▶ [EXERCISE REQUIREMENTS] Copy out, from the entries below, each line holding the string "Haushalte".
------------------------------------------------
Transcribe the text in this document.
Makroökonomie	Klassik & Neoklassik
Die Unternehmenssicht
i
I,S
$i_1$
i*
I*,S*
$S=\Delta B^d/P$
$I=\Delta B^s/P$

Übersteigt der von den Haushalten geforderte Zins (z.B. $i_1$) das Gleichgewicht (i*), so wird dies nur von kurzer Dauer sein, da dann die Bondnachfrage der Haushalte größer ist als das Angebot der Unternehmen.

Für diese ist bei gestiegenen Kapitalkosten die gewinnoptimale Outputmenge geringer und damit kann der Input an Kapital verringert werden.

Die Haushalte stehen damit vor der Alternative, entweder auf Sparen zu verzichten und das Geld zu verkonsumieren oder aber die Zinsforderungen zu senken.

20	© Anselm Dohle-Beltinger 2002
------------------------------------------------
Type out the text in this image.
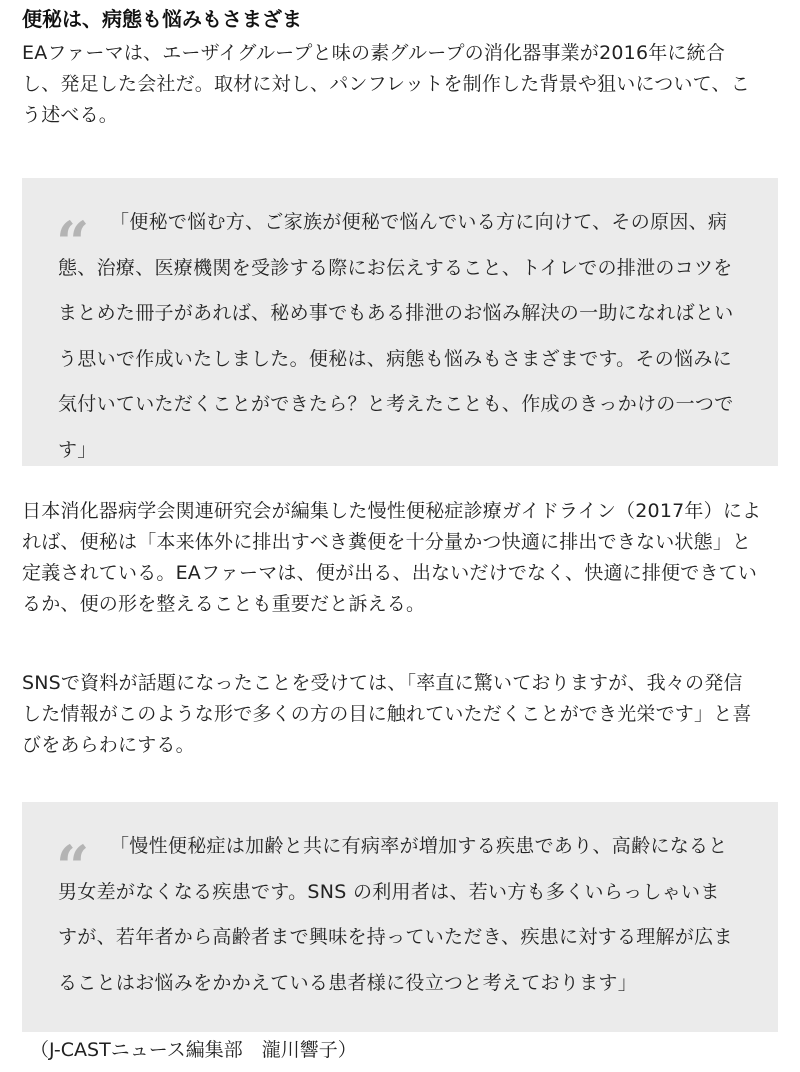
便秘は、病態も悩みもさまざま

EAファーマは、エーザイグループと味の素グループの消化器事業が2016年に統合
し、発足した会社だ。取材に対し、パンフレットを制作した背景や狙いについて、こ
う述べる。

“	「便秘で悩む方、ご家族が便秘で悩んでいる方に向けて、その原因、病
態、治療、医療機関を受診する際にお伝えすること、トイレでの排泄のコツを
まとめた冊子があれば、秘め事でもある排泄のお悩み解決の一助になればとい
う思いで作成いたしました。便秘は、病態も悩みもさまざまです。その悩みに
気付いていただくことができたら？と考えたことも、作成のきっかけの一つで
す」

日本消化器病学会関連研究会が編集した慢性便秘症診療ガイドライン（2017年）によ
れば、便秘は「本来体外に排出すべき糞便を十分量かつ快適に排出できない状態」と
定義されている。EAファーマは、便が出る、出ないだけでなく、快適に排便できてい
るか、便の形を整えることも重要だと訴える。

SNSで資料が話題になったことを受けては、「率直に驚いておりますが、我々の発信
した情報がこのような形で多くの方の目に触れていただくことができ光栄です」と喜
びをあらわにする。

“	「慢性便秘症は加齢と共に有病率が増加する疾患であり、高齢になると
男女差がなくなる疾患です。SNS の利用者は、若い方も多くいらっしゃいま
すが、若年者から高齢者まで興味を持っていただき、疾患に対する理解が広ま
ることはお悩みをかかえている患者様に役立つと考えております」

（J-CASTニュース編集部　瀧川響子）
------------------------------------------------
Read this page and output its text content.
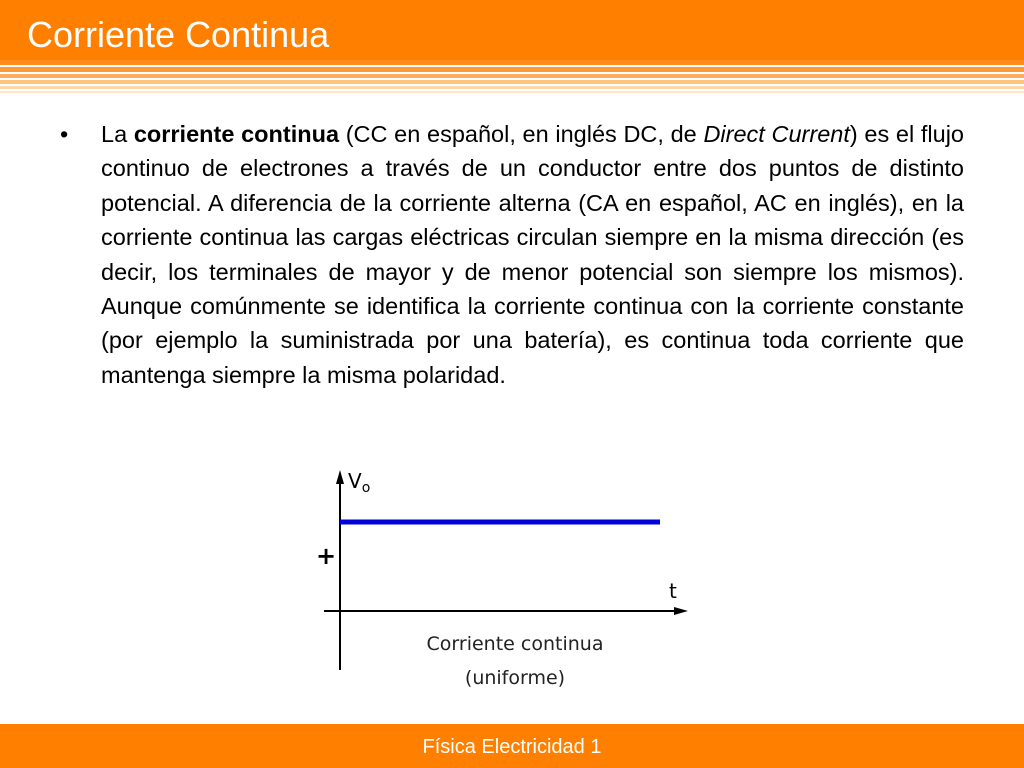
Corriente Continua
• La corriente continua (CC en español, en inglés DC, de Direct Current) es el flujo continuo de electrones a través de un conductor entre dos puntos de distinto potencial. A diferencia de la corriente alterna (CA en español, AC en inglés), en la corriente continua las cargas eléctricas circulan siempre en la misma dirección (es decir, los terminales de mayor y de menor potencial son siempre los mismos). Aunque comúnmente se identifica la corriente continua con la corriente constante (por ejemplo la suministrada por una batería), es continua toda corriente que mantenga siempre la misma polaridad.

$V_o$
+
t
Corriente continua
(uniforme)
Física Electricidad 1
------------------------------------------------
▶ [COMPLETE ANSWER]
Übersteigt der von den Haushalten geforderte Zins (z.B. $i_1$) das Gleichgewicht (i*), so wird dies nur von kurzer Dauer sein, da dann die Bondnachfrage der Haushalte größer ist als das Angebot der Unternehmen.
Die Haushalte stehen damit vor der Alternative, entweder auf Sparen zu verzichten und das Geld zu verkonsumieren oder aber die Zinsforderungen zu senken.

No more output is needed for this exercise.